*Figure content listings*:

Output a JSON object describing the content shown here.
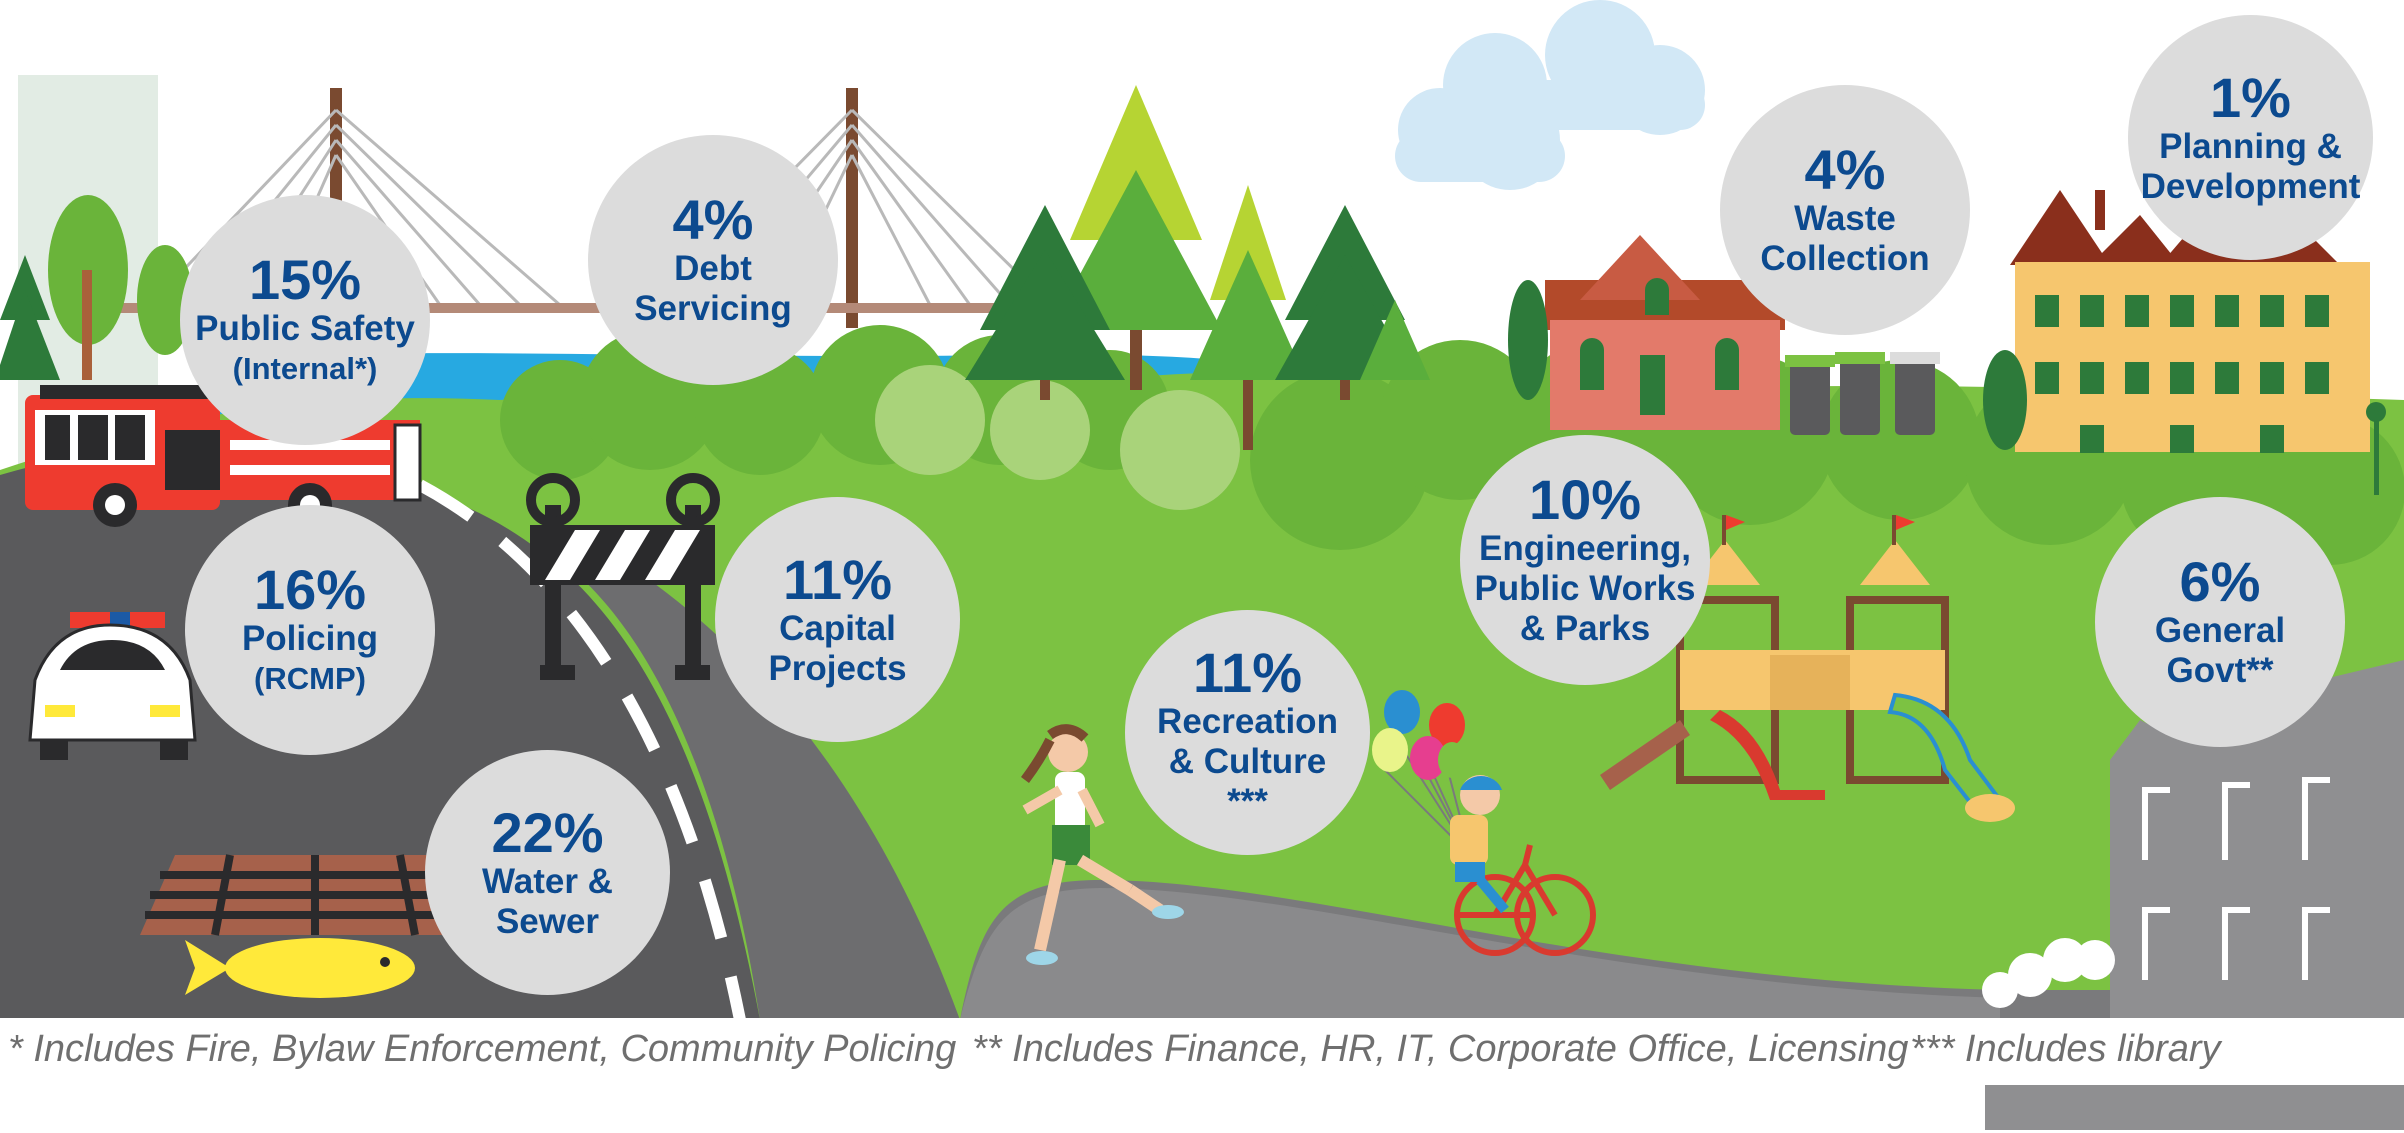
{
  "categories": [
    {
      "id": "public-safety",
      "percent": "15%",
      "lines": [
        "Public Safety"
      ],
      "sub": "(Internal*)"
    },
    {
      "id": "debt-servicing",
      "percent": "4%",
      "lines": [
        "Debt",
        "Servicing"
      ],
      "sub": ""
    },
    {
      "id": "policing",
      "percent": "16%",
      "lines": [
        "Policing"
      ],
      "sub": "(RCMP)"
    },
    {
      "id": "capital-projects",
      "percent": "11%",
      "lines": [
        "Capital",
        "Projects"
      ],
      "sub": ""
    },
    {
      "id": "water-sewer",
      "percent": "22%",
      "lines": [
        "Water &",
        "Sewer"
      ],
      "sub": ""
    },
    {
      "id": "recreation-culture",
      "percent": "11%",
      "lines": [
        "Recreation",
        "& Culture"
      ],
      "sub": "***"
    },
    {
      "id": "engineering",
      "percent": "10%",
      "lines": [
        "Engineering,",
        "Public Works",
        "& Parks"
      ],
      "sub": ""
    },
    {
      "id": "waste-collection",
      "percent": "4%",
      "lines": [
        "Waste",
        "Collection"
      ],
      "sub": ""
    },
    {
      "id": "planning",
      "percent": "1%",
      "lines": [
        "Planning &",
        "Development"
      ],
      "sub": ""
    },
    {
      "id": "general-govt",
      "percent": "6%",
      "lines": [
        "General",
        "Govt**"
      ],
      "sub": ""
    }
  ],
  "footnotes": {
    "note1": "*  Includes Fire, Bylaw Enforcement, Community Policing",
    "note2": "** Includes Finance, HR, IT, Corporate Office, Licensing",
    "note3": "*** Includes library"
  },
  "colors": {
    "bubble_fill": "#dcdcdc",
    "bubble_text": "#0c4a8f",
    "grass": "#7cc242",
    "road": "#5a5a5c",
    "water": "#27a9e1",
    "footnote_text": "#6f6f6f"
  }
}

*Problem to work on*:
Write out every line above exactly as it is, leaving out the pictures.

*Task result*:
Output a JSON object describing the content shown here.
{
  "categories": [
    {
      "id": "public-safety",
      "percent": "15%",
      "lines": [
        "Public Safety"
      ],
      "sub": "(Internal*)"
    },
    {
      "id": "debt-servicing",
      "percent": "4%",
      "lines": [
        "Debt",
        "Servicing"
      ],
      "sub": ""
    },
    {
      "id": "policing",
      "percent": "16%",
      "lines": [
        "Policing"
      ],
      "sub": "(RCMP)"
    },
    {
      "id": "capital-projects",
      "percent": "11%",
      "lines": [
        "Capital",
        "Projects"
      ],
      "sub": ""
    },
    {
      "id": "water-sewer",
      "percent": "22%",
      "lines": [
        "Water &",
        "Sewer"
      ],
      "sub": ""
    },
    {
      "id": "recreation-culture",
      "percent": "11%",
      "lines": [
        "Recreation",
        "& Culture"
      ],
      "sub": "***"
    },
    {
      "id": "engineering",
      "percent": "10%",
      "lines": [
        "Engineering,",
        "Public Works",
        "& Parks"
      ],
      "sub": ""
    },
    {
      "id": "waste-collection",
      "percent": "4%",
      "lines": [
        "Waste",
        "Collection"
      ],
      "sub": ""
    },
    {
      "id": "planning",
      "percent": "1%",
      "lines": [
        "Planning &",
        "Development"
      ],
      "sub": ""
    },
    {
      "id": "general-govt",
      "percent": "6%",
      "lines": [
        "General",
        "Govt**"
      ],
      "sub": ""
    }
  ],
  "footnotes": {
    "note1": "*  Includes Fire, Bylaw Enforcement, Community Policing",
    "note2": "** Includes Finance, HR, IT, Corporate Office, Licensing",
    "note3": "*** Includes library"
  },
  "colors": {
    "bubble_fill": "#dcdcdc",
    "bubble_text": "#0c4a8f",
    "grass": "#7cc242",
    "road": "#5a5a5c",
    "water": "#27a9e1",
    "footnote_text": "#6f6f6f"
  }
}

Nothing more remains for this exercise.